Present all of the lines below as a Markdown table with a "No." column for the row number and a "Line" column for the line itself. Leave out any blank lines.

[Stored items]
*****

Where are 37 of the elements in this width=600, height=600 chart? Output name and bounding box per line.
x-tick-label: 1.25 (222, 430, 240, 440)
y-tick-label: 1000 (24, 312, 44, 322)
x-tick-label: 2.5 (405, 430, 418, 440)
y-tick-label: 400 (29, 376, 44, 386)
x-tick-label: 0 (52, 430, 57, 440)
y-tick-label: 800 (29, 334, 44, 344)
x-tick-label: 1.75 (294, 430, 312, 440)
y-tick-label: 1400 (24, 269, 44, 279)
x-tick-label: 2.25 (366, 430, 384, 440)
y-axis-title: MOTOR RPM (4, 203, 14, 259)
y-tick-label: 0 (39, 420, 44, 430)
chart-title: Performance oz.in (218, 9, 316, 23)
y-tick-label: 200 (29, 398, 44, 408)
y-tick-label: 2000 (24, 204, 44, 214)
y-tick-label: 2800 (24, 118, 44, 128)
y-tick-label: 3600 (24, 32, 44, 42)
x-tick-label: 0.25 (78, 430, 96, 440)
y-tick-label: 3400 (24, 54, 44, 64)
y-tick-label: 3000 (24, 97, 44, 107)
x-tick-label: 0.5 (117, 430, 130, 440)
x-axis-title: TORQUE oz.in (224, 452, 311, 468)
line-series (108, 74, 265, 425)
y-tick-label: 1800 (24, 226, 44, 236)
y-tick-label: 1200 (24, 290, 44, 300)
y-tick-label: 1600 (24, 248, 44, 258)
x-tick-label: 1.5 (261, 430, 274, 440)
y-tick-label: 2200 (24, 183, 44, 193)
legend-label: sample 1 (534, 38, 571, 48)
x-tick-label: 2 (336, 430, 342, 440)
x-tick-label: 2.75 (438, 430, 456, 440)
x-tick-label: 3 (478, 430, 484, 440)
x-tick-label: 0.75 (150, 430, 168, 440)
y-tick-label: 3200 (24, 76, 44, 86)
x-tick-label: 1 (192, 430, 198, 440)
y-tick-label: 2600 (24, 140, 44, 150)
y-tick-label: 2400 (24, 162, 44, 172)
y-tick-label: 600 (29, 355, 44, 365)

*****

**The completed task**:
| No. | Line |
|---|---|
| 1 | Where are 37 of the elements in this width=600, height=600 chart? Output name and bounding box per line. |
| 2 | x-tick-label: 1.25 (222, 430, 240, 440) |
| 3 | y-tick-label: 1000 (24, 312, 44, 322) |
| 4 | x-tick-label: 2.5 (405, 430, 418, 440) |
| 5 | y-tick-label: 400 (29, 376, 44, 386) |
| 6 | x-tick-label: 0 (52, 430, 57, 440) |
| 7 | y-tick-label: 800 (29, 334, 44, 344) |
| 8 | x-tick-label: 1.75 (294, 430, 312, 440) |
| 9 | y-tick-label: 1400 (24, 269, 44, 279) |
| 10 | x-tick-label: 2.25 (366, 430, 384, 440) |
| 11 | y-axis-title: MOTOR RPM (4, 203, 14, 259) |
| 12 | y-tick-label: 0 (39, 420, 44, 430) |
| 13 | chart-title: Performance oz.in (218, 9, 316, 23) |
| 14 | y-tick-label: 200 (29, 398, 44, 408) |
| 15 | y-tick-label: 2000 (24, 204, 44, 214) |
| 16 | y-tick-label: 2800 (24, 118, 44, 128) |
| 17 | y-tick-label: 3600 (24, 32, 44, 42) |
| 18 | x-tick-label: 0.25 (78, 430, 96, 440) |
| 19 | y-tick-label: 3400 (24, 54, 44, 64) |
| 20 | y-tick-label: 3000 (24, 97, 44, 107) |
| 21 | x-tick-label: 0.5 (117, 430, 130, 440) |
| 22 | x-axis-title: TORQUE oz.in (224, 452, 311, 468) |
| 23 | line-series (108, 74, 265, 425) |
| 24 | y-tick-label: 1800 (24, 226, 44, 236) |
| 25 | y-tick-label: 1200 (24, 290, 44, 300) |
| 26 | y-tick-label: 1600 (24, 248, 44, 258) |
| 27 | x-tick-label: 1.5 (261, 430, 274, 440) |
| 28 | y-tick-label: 2200 (24, 183, 44, 193) |
| 29 | legend-label: sample 1 (534, 38, 571, 48) |
| 30 | x-tick-label: 2 (336, 430, 342, 440) |
| 31 | x-tick-label: 2.75 (438, 430, 456, 440) |
| 32 | x-tick-label: 3 (478, 430, 484, 440) |
| 33 | x-tick-label: 0.75 (150, 430, 168, 440) |
| 34 | y-tick-label: 3200 (24, 76, 44, 86) |
| 35 | x-tick-label: 1 (192, 430, 198, 440) |
| 36 | y-tick-label: 2600 (24, 140, 44, 150) |
| 37 | y-tick-label: 2400 (24, 162, 44, 172) |
| 38 | y-tick-label: 600 (29, 355, 44, 365) |